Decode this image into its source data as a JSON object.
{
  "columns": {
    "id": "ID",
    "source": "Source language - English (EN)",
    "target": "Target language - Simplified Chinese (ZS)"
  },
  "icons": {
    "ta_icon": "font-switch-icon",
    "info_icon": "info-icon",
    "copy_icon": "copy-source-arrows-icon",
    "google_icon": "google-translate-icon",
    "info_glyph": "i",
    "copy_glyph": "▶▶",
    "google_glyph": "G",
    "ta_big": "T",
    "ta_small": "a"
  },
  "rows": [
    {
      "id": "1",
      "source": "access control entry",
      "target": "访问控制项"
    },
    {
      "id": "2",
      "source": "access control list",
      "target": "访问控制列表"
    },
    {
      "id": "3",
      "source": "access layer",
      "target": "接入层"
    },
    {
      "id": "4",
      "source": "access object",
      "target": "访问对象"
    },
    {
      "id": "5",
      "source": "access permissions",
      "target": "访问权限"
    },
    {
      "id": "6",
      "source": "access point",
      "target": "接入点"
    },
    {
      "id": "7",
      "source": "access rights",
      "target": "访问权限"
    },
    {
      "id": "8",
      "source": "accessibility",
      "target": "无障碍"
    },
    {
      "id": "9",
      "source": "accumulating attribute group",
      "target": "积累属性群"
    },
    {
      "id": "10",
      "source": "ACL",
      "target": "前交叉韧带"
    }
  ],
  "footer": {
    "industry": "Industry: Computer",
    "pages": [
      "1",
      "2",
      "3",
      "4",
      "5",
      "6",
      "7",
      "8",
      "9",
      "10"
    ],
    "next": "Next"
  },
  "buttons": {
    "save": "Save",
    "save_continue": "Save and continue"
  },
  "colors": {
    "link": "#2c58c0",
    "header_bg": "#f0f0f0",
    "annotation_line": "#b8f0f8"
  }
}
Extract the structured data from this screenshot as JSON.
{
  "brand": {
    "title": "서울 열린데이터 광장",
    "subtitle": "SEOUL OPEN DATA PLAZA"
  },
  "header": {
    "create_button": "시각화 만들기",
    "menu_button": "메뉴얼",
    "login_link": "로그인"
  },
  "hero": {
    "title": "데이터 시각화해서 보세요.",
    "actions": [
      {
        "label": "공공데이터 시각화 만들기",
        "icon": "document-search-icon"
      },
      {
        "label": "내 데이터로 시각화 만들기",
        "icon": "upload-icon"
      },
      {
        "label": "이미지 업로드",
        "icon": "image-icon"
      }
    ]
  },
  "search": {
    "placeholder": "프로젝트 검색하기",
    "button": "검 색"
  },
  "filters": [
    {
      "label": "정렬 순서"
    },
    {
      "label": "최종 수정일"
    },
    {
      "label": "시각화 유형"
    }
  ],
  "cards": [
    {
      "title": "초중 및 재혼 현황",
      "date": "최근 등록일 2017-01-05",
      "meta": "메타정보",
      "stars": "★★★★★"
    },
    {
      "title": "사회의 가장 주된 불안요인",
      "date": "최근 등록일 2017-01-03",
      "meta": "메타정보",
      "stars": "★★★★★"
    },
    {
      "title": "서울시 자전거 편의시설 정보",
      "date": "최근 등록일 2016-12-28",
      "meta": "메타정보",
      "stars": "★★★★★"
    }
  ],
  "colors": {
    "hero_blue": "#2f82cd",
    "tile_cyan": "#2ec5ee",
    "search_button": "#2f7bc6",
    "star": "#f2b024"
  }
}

## WRITTEN PROBLEM
Please quote exactly the lines from the one containing "Extract the structured" through the last line of the records above, both included, and nothing else.

## ANSWER TO THIS PROBLEM
Extract the structured data from this screenshot as JSON.
{
  "brand": {
    "title": "서울 열린데이터 광장",
    "subtitle": "SEOUL OPEN DATA PLAZA"
  },
  "header": {
    "create_button": "시각화 만들기",
    "menu_button": "메뉴얼",
    "login_link": "로그인"
  },
  "hero": {
    "title": "데이터 시각화해서 보세요.",
    "actions": [
      {
        "label": "공공데이터 시각화 만들기",
        "icon": "document-search-icon"
      },
      {
        "label": "내 데이터로 시각화 만들기",
        "icon": "upload-icon"
      },
      {
        "label": "이미지 업로드",
        "icon": "image-icon"
      }
    ]
  },
  "search": {
    "placeholder": "프로젝트 검색하기",
    "button": "검 색"
  },
  "filters": [
    {
      "label": "정렬 순서"
    },
    {
      "label": "최종 수정일"
    },
    {
      "label": "시각화 유형"
    }
  ],
  "cards": [
    {
      "title": "초중 및 재혼 현황",
      "date": "최근 등록일 2017-01-05",
      "meta": "메타정보",
      "stars": "★★★★★"
    },
    {
      "title": "사회의 가장 주된 불안요인",
      "date": "최근 등록일 2017-01-03",
      "meta": "메타정보",
      "stars": "★★★★★"
    },
    {
      "title": "서울시 자전거 편의시설 정보",
      "date": "최근 등록일 2016-12-28",
      "meta": "메타정보",
      "stars": "★★★★★"
    }
  ],
  "colors": {
    "hero_blue": "#2f82cd",
    "tile_cyan": "#2ec5ee",
    "search_button": "#2f7bc6",
    "star": "#f2b024"
  }
}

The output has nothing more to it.